Problem to solve | In the data below, locate each line with the word "here" and list it.

Entries provided |

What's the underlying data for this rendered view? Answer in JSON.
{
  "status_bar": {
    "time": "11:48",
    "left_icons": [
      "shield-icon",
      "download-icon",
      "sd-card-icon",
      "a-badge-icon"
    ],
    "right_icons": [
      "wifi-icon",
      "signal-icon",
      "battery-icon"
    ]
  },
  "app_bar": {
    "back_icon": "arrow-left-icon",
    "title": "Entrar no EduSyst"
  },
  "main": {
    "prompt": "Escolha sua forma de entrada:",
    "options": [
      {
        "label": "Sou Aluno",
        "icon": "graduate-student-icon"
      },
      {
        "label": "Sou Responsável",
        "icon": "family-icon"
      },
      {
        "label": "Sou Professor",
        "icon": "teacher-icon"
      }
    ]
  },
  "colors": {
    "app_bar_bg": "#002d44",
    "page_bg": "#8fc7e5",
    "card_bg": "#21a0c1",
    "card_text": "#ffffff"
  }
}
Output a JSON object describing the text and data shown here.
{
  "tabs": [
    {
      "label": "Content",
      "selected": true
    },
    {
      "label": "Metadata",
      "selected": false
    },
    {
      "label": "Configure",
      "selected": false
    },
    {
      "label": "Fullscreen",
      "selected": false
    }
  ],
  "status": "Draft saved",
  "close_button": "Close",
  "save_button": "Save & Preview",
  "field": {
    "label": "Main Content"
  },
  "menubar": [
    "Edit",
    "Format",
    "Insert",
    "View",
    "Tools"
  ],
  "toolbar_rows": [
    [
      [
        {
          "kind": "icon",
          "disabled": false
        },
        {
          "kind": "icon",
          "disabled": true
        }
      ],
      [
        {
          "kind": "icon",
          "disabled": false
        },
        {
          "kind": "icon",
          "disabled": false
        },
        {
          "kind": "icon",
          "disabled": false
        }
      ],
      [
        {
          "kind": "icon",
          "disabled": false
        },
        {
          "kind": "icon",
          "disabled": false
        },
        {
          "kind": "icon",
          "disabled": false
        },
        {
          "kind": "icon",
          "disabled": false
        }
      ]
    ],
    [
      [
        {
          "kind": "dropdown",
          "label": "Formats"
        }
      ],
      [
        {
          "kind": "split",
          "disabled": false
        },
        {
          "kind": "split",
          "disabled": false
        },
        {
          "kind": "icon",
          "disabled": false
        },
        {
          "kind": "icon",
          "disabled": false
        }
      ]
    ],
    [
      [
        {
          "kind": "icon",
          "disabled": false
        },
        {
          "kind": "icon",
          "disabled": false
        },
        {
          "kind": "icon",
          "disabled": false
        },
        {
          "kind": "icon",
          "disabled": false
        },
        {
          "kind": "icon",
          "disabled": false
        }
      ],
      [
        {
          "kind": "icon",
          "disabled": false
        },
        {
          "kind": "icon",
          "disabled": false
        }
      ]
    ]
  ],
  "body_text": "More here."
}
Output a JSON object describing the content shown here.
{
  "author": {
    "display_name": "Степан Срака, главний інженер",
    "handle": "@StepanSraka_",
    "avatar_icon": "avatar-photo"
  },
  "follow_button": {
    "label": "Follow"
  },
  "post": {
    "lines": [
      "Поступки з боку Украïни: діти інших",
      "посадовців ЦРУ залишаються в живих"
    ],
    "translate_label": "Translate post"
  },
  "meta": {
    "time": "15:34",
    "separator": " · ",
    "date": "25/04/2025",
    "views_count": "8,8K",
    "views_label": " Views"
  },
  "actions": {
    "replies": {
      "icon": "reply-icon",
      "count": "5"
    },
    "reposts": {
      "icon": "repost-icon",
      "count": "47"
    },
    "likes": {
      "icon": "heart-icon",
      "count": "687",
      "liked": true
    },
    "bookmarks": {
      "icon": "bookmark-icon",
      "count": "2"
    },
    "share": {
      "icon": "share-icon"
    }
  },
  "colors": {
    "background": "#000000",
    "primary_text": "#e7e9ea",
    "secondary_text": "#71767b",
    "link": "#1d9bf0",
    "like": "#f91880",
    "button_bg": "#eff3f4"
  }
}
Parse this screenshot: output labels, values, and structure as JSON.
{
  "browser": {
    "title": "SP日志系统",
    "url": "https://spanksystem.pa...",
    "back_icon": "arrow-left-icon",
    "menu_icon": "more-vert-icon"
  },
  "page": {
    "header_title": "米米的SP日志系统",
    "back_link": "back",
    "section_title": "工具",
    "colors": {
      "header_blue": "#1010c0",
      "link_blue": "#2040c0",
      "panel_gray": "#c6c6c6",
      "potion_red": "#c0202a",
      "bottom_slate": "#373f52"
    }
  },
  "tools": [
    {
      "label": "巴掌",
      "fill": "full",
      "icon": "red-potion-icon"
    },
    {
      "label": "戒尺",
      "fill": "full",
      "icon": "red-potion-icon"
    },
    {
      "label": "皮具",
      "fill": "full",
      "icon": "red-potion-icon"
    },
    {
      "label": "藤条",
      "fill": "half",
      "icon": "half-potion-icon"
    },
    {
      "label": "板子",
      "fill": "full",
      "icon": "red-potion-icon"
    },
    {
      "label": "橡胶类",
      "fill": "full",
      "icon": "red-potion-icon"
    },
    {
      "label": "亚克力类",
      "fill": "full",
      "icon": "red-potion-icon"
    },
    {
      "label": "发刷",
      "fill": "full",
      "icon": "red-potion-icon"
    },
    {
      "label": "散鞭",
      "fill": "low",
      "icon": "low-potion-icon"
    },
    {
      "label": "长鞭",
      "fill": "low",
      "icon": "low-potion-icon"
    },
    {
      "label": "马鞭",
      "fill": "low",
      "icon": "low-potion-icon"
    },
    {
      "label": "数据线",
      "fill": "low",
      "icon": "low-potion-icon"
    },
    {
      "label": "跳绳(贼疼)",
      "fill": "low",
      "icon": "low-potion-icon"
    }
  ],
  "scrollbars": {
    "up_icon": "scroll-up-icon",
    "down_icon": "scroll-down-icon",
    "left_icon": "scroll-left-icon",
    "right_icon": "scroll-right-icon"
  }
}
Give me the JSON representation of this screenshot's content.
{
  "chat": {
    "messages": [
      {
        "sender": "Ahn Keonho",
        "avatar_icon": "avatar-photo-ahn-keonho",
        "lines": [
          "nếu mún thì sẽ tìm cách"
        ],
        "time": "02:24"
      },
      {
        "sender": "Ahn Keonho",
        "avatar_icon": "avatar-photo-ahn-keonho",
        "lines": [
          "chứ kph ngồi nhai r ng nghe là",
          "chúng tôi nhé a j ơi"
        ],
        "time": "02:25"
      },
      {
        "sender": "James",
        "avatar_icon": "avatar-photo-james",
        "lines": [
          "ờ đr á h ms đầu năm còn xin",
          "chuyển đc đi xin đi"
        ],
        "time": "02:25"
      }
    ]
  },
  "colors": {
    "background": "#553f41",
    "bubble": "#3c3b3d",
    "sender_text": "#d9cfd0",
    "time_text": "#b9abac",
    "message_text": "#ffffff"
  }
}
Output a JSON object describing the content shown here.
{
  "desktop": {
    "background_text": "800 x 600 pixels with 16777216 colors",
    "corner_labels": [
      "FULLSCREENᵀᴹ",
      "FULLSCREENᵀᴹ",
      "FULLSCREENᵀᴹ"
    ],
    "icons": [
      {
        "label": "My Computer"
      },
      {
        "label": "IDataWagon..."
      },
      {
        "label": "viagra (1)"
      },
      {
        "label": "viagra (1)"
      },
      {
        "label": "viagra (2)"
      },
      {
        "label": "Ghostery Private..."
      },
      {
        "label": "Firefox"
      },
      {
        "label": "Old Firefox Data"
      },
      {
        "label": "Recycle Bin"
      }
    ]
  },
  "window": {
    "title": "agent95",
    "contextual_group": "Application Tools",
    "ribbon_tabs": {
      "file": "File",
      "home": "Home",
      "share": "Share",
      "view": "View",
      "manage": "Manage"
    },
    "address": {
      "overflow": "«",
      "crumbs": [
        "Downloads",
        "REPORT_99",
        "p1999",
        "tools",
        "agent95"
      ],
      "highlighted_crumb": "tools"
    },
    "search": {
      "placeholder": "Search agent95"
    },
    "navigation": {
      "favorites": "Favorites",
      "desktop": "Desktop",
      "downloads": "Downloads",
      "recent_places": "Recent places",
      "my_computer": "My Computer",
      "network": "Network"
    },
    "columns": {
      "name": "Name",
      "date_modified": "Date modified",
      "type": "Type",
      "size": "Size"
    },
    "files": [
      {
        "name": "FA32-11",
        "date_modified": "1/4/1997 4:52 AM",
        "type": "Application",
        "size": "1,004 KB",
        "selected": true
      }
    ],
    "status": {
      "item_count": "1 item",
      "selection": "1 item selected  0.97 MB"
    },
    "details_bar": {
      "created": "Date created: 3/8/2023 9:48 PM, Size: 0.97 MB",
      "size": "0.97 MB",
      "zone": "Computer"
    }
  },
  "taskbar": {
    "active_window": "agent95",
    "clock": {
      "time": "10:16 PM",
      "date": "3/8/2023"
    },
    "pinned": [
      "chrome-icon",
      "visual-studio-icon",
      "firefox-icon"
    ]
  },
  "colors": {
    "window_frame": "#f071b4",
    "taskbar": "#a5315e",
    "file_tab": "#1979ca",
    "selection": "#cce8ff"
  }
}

Answer to the task |
Output a JSON object describing the text and data shown here.
  "body_text": "More here."
Output a JSON object describing the content shown here.
Output a JSON object describing the content shown here.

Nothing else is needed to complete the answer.